WHAT TO DO →
Every line that contains "Project" counts once; give the total number of such lines, with no other words.

=====

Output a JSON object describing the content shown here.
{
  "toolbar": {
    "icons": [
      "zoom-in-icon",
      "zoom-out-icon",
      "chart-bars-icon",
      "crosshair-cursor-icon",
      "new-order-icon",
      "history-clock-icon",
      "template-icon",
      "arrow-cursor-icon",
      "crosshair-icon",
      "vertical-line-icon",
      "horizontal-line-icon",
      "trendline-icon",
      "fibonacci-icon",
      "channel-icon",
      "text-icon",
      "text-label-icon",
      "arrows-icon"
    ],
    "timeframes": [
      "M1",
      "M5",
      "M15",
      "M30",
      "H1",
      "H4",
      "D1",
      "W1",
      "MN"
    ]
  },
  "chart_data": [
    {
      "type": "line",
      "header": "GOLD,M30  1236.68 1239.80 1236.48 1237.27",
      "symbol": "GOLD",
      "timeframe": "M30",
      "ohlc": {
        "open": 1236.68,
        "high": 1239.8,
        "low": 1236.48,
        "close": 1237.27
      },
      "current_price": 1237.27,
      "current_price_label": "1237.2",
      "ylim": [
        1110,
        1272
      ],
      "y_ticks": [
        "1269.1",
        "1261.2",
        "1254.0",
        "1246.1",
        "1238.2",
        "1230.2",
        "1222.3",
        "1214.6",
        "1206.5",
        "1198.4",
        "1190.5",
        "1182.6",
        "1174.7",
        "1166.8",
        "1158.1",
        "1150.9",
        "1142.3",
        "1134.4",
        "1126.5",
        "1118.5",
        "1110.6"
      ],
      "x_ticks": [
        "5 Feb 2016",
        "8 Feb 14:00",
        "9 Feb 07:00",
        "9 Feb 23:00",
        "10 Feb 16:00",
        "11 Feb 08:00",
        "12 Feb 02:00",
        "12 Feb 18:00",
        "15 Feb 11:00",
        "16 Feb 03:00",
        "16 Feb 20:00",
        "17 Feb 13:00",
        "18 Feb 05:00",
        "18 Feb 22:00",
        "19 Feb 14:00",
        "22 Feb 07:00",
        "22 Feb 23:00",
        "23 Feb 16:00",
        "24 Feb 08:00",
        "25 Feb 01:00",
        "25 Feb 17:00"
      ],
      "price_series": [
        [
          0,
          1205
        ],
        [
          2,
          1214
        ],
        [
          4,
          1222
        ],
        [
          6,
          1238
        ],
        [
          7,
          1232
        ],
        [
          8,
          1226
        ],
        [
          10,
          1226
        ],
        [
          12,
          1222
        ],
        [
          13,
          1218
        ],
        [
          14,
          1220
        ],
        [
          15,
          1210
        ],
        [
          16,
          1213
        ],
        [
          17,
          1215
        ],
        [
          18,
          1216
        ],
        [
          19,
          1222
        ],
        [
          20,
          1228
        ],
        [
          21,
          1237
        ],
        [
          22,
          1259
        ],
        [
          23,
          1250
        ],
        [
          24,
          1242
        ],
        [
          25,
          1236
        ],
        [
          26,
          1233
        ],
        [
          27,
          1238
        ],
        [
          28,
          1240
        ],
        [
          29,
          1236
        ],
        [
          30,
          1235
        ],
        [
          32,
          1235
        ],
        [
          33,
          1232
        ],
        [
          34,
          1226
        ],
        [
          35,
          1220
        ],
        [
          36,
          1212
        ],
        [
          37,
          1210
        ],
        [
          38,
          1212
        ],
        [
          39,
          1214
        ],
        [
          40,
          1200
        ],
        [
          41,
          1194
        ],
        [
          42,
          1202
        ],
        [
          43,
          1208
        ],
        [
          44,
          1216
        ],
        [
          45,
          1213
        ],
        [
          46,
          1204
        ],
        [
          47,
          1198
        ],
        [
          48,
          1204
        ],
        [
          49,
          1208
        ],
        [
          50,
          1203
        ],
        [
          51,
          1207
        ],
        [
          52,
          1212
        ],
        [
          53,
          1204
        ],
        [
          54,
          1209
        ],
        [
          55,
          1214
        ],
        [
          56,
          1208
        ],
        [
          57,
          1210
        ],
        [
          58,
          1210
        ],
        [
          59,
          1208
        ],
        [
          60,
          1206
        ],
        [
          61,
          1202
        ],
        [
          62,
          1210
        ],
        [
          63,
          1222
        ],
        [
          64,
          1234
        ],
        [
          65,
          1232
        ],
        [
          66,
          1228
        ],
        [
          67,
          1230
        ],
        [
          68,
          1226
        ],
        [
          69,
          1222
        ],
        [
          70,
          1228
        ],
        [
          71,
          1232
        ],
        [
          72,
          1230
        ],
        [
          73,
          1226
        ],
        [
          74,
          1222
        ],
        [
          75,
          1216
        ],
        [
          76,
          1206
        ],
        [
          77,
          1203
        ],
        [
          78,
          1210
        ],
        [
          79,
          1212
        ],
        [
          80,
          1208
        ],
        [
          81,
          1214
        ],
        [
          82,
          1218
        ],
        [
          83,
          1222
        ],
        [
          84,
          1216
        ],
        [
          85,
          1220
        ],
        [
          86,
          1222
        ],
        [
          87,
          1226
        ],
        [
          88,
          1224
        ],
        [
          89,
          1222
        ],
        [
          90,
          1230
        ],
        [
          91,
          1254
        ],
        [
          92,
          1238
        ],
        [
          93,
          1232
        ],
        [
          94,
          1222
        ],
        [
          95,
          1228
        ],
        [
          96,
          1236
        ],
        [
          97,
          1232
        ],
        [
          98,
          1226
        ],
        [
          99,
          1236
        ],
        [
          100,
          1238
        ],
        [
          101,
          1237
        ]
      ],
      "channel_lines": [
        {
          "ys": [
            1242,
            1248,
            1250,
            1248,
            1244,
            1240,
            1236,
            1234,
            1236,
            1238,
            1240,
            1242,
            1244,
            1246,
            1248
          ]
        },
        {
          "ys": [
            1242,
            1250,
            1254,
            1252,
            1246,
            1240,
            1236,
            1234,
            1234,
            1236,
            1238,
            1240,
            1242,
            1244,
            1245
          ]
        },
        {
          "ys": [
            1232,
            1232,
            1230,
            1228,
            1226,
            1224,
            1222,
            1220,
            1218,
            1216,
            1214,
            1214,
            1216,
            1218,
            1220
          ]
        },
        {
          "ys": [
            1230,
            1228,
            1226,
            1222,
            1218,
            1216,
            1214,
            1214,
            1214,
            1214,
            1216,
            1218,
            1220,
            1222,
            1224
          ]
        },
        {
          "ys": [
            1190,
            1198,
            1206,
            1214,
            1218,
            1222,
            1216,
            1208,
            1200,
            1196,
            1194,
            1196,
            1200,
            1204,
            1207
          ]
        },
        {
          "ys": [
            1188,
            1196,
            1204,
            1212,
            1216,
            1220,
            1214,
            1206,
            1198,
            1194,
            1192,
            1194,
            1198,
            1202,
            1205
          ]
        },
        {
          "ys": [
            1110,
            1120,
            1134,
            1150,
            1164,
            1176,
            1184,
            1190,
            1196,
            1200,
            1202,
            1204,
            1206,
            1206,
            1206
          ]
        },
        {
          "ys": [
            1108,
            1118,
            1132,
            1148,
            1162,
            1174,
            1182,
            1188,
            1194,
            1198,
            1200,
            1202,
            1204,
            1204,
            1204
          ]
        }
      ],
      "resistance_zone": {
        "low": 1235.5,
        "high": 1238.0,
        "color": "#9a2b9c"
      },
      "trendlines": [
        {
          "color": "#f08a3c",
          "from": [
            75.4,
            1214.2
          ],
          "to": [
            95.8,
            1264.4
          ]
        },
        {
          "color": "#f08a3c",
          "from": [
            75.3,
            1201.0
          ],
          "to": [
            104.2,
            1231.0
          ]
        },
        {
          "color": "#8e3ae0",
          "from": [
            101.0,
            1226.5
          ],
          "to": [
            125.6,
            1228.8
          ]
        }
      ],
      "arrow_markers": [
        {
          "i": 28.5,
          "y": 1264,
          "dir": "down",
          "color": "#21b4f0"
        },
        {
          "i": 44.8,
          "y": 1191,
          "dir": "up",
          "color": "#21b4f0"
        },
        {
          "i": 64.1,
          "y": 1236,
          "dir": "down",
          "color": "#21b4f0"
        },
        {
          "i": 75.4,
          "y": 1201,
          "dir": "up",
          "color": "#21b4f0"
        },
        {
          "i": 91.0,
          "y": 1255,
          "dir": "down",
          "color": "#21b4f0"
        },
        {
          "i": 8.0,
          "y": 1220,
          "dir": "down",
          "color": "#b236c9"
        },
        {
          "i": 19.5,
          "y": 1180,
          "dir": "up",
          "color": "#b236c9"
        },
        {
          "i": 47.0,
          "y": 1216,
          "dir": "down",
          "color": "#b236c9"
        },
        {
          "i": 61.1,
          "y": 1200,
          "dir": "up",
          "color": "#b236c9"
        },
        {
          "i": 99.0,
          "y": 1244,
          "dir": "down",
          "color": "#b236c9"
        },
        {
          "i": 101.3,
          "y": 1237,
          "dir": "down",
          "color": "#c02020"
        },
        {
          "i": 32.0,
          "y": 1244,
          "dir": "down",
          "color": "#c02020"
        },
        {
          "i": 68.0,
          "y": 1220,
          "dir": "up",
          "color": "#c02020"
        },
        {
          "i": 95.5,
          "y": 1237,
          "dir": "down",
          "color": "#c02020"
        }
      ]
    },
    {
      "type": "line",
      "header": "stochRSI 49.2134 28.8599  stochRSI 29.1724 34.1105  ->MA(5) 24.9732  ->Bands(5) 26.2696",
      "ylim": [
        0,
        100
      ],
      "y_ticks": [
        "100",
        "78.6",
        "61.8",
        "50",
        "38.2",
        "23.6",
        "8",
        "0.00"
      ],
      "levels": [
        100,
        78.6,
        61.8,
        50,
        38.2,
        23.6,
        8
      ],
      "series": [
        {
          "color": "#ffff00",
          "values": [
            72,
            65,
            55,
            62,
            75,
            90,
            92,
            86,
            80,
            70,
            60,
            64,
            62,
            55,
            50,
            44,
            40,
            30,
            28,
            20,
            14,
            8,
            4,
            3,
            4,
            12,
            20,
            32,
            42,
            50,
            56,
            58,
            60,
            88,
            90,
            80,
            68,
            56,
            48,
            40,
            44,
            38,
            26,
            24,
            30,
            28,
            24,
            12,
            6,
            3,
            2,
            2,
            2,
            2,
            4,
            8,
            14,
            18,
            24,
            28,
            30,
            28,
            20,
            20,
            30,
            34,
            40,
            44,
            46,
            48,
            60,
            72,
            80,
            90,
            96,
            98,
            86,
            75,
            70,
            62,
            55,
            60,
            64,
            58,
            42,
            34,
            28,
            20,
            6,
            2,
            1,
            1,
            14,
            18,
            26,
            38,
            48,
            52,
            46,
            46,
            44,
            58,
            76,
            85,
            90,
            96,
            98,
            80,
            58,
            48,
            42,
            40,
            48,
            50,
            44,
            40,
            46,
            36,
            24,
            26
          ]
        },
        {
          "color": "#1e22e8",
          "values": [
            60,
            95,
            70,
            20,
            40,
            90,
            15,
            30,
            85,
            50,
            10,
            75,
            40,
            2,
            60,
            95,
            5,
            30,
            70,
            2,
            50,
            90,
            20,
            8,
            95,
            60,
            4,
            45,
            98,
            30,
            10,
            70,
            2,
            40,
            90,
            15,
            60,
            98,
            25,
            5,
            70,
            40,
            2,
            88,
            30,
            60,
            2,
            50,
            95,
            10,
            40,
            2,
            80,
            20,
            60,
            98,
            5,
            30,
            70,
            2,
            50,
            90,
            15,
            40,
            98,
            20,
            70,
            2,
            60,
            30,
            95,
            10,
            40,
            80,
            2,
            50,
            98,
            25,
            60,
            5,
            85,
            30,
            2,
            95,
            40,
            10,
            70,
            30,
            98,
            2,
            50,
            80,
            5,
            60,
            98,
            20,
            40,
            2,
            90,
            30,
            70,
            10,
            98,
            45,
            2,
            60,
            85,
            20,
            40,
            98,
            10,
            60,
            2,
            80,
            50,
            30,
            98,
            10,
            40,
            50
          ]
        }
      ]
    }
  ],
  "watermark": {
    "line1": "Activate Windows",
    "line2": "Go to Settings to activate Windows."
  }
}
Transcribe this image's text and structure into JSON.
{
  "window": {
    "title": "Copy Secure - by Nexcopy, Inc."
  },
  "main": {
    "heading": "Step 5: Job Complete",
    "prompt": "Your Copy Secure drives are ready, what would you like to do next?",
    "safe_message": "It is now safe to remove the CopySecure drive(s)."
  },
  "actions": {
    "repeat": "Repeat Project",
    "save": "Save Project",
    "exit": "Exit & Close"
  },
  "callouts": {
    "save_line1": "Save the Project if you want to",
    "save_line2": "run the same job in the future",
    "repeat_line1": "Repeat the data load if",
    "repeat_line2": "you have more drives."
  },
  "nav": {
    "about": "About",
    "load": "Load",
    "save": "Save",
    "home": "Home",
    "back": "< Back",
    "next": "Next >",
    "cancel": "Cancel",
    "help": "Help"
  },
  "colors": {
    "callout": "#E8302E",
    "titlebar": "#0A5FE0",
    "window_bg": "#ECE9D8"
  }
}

=====

EXERCISE RESULT →
3